Recorded information.
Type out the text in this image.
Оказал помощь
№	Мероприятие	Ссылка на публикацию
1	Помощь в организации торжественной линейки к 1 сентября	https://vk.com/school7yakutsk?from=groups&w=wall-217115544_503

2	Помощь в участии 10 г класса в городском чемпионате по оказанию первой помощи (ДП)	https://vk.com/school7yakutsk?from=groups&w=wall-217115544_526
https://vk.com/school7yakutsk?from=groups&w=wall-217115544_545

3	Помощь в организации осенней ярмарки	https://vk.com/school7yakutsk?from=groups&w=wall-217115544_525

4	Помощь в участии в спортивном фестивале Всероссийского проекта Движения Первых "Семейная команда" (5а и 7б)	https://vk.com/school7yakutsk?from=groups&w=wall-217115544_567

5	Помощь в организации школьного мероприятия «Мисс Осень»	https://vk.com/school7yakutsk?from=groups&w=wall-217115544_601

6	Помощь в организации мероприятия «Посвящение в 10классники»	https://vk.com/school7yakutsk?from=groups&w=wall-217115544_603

What is asked. Each record should come back exactly as written.

Solved exercise.
Type out the text in this image.
Оказал помощь
№	Мероприятие	Ссылка на публикацию
1	Помощь в организации торжественной линейки к 1 сентября	https://vk.com/school7yakutsk?from=groups&w=wall-217115544_503

2	Помощь в участии 10 г класса в городском чемпионате по оказанию первой помощи (ДП)	https://vk.com/school7yakutsk?from=groups&w=wall-217115544_526
https://vk.com/school7yakutsk?from=groups&w=wall-217115544_545

3	Помощь в организации осенней ярмарки	https://vk.com/school7yakutsk?from=groups&w=wall-217115544_525

4	Помощь в участии в спортивном фестивале Всероссийского проекта Движения Первых "Семейная команда" (5а и 7б)	https://vk.com/school7yakutsk?from=groups&w=wall-217115544_567

5	Помощь в организации школьного мероприятия «Мисс Осень»	https://vk.com/school7yakutsk?from=groups&w=wall-217115544_601

6	Помощь в организации мероприятия «Посвящение в 10классники»	https://vk.com/school7yakutsk?from=groups&w=wall-217115544_603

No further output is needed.